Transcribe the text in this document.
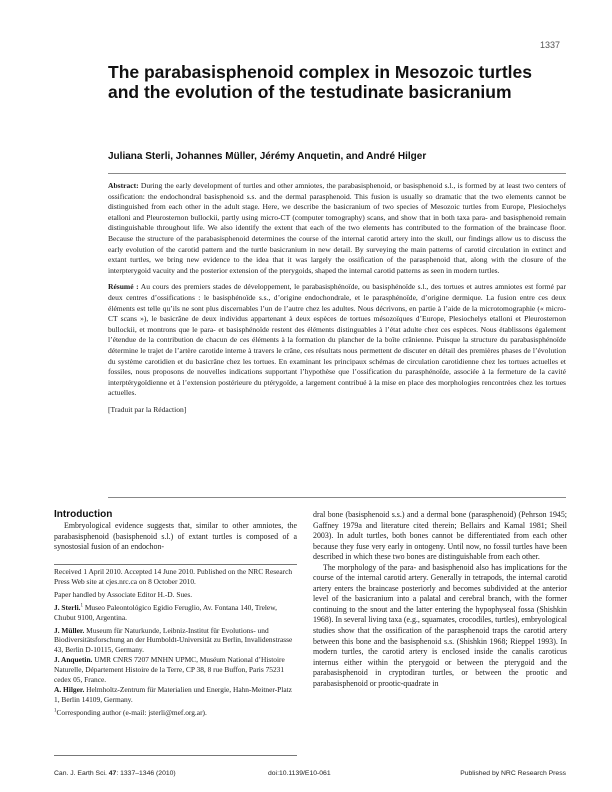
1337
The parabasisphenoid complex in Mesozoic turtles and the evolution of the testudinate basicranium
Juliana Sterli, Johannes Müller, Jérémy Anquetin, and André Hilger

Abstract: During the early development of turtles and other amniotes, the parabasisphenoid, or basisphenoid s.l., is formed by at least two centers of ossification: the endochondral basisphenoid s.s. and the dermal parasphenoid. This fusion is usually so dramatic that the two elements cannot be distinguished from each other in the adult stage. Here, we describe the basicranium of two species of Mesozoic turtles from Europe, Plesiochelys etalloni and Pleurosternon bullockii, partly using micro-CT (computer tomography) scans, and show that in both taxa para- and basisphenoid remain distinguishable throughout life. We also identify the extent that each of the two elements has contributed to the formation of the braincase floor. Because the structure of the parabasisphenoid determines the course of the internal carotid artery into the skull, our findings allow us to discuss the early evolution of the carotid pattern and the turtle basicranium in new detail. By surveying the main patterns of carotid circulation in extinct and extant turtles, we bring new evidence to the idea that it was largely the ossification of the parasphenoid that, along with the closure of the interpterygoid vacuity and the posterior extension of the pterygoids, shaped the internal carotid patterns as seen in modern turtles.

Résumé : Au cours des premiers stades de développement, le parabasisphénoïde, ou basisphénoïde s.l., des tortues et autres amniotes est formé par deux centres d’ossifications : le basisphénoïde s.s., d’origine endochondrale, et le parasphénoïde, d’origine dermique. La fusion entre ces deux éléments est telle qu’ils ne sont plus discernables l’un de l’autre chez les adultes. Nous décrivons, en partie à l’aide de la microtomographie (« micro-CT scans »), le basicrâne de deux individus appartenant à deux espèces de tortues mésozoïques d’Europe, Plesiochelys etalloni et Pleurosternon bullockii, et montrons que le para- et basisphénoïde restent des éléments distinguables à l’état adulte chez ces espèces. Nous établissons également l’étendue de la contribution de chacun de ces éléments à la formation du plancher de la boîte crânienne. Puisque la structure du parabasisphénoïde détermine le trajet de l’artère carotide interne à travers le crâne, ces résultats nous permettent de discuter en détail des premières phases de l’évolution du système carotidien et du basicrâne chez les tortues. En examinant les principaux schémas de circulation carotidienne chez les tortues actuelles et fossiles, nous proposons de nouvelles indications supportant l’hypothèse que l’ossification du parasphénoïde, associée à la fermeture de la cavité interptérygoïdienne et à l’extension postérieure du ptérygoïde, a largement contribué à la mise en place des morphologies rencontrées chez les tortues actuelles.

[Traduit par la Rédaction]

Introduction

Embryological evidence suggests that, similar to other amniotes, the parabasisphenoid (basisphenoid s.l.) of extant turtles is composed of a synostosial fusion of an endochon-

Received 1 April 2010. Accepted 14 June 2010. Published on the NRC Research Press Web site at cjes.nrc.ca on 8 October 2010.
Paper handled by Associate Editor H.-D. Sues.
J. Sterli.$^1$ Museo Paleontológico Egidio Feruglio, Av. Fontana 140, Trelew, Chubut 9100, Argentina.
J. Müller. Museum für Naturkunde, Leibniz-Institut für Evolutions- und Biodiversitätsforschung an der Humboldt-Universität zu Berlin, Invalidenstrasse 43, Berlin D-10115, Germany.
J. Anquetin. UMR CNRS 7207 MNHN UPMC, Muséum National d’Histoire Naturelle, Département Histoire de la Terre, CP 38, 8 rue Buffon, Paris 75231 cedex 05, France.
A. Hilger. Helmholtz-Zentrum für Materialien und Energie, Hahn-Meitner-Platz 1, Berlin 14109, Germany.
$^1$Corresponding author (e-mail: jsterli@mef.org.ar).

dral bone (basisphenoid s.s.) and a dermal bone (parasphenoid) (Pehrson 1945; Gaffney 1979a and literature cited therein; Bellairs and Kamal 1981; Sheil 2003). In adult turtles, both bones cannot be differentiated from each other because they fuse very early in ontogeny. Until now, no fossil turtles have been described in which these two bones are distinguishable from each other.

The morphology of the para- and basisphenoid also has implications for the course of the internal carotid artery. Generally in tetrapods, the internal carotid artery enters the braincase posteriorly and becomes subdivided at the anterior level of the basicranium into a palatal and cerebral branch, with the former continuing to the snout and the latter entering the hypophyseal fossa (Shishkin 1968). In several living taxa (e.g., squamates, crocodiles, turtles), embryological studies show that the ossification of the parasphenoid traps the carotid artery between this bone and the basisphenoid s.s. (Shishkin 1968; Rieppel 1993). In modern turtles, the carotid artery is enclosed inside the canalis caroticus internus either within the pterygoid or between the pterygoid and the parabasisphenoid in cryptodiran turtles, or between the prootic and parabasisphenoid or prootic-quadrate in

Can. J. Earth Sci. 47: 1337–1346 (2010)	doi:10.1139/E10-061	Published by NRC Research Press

• • • • •

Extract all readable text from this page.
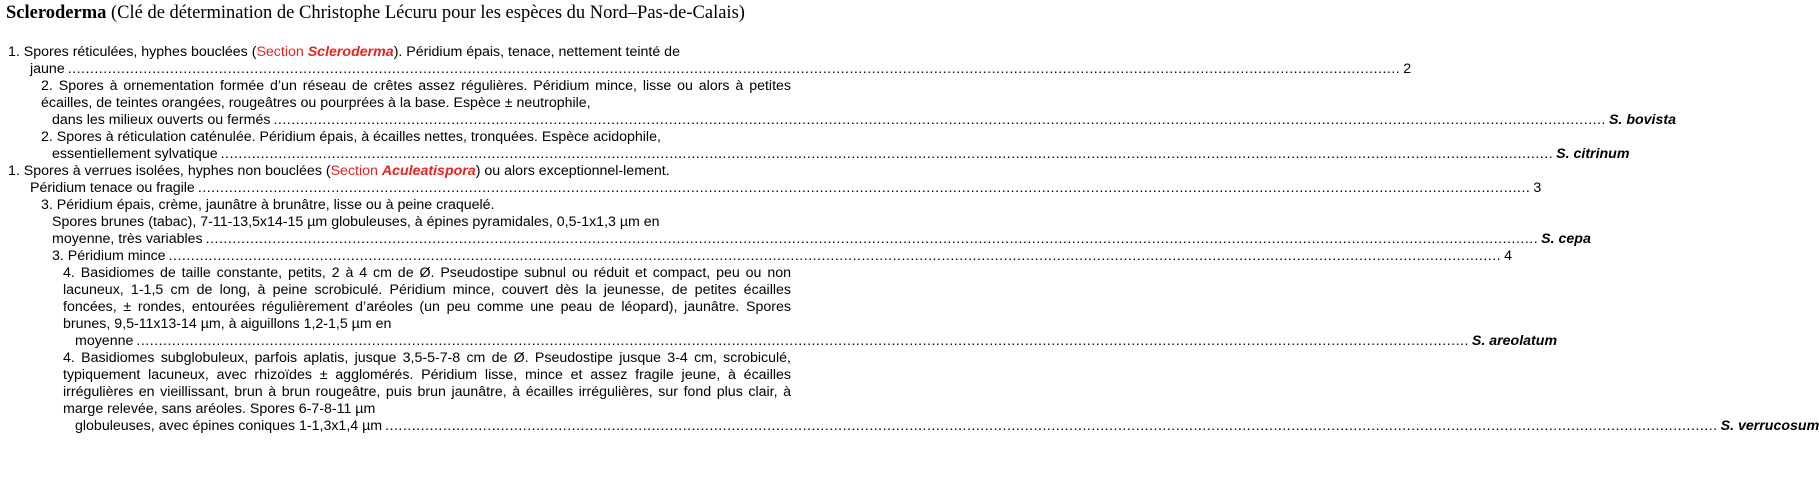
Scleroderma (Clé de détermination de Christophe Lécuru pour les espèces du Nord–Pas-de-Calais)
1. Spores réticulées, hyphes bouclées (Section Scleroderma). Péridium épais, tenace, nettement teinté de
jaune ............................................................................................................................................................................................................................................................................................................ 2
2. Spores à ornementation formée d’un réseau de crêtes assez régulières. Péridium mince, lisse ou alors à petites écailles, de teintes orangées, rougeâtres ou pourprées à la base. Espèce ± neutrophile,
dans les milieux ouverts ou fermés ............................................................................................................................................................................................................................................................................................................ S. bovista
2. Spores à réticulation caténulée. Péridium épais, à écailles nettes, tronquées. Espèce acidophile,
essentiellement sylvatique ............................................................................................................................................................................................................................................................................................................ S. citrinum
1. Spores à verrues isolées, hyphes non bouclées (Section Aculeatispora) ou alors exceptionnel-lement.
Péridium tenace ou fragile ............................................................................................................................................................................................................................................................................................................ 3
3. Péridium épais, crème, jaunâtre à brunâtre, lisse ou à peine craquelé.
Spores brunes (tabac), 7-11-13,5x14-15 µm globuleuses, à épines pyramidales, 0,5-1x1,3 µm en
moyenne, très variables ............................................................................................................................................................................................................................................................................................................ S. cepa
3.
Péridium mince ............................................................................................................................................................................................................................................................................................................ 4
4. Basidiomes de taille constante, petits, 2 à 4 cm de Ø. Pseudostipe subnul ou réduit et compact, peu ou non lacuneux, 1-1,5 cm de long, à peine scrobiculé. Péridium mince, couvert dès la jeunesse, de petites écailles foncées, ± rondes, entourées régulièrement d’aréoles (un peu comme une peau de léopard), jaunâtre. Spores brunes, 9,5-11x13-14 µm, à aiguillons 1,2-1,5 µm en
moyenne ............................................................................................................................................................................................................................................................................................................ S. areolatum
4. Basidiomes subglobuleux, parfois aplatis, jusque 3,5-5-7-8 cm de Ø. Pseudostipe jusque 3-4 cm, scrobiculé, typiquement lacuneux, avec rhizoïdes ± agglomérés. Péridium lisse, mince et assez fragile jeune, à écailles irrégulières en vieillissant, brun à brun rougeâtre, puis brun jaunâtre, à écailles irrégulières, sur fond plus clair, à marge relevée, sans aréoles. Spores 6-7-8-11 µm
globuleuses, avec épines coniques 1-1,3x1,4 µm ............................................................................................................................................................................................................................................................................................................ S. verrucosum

• • • • •

[DIRECTIVE]
What is the number of lines in the data that hold the word "Anquetin"? Reply with that number and nothing else.

[IN RESPONSE]
2